Challenge:
Within the material below, find each line bearing the word "JSON" and present it.

Records for processing:
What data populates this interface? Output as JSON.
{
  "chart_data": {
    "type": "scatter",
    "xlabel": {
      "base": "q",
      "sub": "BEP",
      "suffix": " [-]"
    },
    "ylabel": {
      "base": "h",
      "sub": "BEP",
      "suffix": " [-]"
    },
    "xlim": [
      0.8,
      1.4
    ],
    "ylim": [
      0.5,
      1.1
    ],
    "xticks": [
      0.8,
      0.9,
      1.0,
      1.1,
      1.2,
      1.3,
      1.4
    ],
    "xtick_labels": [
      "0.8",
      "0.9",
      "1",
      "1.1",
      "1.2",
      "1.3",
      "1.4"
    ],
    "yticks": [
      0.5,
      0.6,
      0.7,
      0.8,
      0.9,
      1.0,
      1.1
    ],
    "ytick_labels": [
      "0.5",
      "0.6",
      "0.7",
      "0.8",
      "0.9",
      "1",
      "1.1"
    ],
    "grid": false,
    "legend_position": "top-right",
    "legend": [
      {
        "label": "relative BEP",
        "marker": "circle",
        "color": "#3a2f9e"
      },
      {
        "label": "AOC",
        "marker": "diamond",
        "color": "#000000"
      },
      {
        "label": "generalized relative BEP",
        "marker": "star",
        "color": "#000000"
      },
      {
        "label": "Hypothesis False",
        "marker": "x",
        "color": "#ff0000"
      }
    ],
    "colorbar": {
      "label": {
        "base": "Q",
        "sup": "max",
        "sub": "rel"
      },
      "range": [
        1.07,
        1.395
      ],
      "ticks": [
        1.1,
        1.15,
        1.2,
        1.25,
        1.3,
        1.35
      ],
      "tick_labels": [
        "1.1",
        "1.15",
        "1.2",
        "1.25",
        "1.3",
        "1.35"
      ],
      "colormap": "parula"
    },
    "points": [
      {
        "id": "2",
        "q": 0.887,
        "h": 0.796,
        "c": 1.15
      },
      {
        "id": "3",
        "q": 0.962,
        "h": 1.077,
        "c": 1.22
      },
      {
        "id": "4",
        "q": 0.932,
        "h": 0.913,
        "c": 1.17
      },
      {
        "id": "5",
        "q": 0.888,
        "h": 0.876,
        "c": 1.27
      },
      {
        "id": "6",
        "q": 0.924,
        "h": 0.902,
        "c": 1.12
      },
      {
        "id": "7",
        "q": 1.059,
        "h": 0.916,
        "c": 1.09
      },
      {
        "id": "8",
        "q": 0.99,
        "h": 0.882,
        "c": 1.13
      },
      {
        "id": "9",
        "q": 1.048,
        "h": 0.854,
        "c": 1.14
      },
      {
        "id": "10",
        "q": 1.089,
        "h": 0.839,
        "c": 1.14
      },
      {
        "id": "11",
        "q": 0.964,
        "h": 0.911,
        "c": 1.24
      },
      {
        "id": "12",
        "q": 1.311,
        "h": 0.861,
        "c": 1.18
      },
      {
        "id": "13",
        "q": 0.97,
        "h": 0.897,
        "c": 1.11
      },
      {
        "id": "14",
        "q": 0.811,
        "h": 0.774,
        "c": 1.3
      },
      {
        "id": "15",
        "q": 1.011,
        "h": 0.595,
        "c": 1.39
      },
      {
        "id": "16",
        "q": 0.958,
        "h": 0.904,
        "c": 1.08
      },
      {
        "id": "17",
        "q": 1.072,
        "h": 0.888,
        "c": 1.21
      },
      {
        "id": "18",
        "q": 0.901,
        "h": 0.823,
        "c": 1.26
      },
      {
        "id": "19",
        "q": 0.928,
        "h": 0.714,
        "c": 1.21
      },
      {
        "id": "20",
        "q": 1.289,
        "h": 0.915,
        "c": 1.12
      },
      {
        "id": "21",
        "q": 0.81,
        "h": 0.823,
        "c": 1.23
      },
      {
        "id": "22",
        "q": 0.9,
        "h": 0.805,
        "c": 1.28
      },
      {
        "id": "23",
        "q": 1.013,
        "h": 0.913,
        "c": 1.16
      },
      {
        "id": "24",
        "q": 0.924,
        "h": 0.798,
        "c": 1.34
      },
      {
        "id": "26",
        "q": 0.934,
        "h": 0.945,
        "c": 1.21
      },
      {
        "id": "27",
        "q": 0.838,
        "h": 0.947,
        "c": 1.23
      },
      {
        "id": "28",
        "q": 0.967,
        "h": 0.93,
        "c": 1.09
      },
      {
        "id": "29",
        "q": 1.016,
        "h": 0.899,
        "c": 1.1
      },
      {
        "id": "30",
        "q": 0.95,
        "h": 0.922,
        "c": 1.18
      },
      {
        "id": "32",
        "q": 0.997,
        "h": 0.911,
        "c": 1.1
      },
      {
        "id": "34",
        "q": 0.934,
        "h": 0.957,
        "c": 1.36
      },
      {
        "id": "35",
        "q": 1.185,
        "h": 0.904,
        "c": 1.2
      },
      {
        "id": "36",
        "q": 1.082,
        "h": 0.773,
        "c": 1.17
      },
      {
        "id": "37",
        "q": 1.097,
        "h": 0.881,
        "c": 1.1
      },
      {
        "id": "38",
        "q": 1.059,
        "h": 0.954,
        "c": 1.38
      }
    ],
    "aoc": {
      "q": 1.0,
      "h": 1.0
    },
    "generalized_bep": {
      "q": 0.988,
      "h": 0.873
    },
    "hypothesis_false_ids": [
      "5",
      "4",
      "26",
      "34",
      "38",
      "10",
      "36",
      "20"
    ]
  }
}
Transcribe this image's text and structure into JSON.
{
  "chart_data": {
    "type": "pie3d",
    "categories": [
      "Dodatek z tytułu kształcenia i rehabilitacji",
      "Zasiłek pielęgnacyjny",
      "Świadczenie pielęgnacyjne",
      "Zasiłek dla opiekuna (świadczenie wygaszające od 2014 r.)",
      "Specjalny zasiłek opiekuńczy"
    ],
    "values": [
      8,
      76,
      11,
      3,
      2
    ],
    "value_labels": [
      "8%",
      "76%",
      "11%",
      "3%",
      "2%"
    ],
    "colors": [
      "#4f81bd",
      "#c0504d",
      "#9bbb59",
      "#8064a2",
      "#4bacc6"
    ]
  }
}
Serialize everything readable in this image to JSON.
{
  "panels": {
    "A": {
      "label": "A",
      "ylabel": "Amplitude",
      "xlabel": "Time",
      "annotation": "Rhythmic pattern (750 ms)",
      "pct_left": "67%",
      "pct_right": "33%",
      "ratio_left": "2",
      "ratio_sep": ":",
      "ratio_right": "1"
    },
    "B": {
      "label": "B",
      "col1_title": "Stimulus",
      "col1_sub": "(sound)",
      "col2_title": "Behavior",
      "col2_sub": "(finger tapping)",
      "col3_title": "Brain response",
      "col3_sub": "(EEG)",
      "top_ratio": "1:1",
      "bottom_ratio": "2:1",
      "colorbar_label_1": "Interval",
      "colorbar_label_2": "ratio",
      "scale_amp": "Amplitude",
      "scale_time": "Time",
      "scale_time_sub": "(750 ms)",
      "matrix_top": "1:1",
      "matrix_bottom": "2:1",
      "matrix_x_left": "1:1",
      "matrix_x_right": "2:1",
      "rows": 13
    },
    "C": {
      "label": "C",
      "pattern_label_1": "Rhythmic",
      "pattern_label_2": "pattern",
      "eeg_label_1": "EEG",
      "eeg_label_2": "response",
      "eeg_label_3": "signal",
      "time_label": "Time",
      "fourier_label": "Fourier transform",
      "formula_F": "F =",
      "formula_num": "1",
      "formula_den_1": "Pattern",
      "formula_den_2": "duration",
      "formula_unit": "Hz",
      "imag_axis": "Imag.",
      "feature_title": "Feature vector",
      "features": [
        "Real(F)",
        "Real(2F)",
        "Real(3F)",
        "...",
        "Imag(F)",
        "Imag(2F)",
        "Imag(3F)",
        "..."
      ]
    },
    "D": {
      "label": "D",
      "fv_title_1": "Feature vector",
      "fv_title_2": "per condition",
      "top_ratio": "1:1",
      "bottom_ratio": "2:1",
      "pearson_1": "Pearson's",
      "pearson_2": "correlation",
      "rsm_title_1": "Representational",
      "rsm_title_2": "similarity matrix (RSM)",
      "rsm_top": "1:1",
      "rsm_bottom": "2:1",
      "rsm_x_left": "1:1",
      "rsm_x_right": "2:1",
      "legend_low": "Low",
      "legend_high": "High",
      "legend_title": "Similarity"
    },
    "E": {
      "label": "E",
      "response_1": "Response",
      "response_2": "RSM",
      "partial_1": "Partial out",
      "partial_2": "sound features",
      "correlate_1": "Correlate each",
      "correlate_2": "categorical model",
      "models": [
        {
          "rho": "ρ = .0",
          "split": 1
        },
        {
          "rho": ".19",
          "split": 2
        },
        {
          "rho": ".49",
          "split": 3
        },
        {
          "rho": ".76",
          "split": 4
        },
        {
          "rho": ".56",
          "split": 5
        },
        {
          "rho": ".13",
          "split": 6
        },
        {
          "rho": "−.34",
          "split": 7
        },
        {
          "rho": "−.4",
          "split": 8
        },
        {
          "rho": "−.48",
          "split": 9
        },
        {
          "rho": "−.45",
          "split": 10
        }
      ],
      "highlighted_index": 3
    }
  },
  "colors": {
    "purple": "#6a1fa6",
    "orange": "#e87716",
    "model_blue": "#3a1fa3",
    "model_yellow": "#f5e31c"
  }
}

Solution for this problem:
What data populates this interface? Output as JSON.
Transcribe this image's text and structure into JSON.
Serialize everything readable in this image to JSON.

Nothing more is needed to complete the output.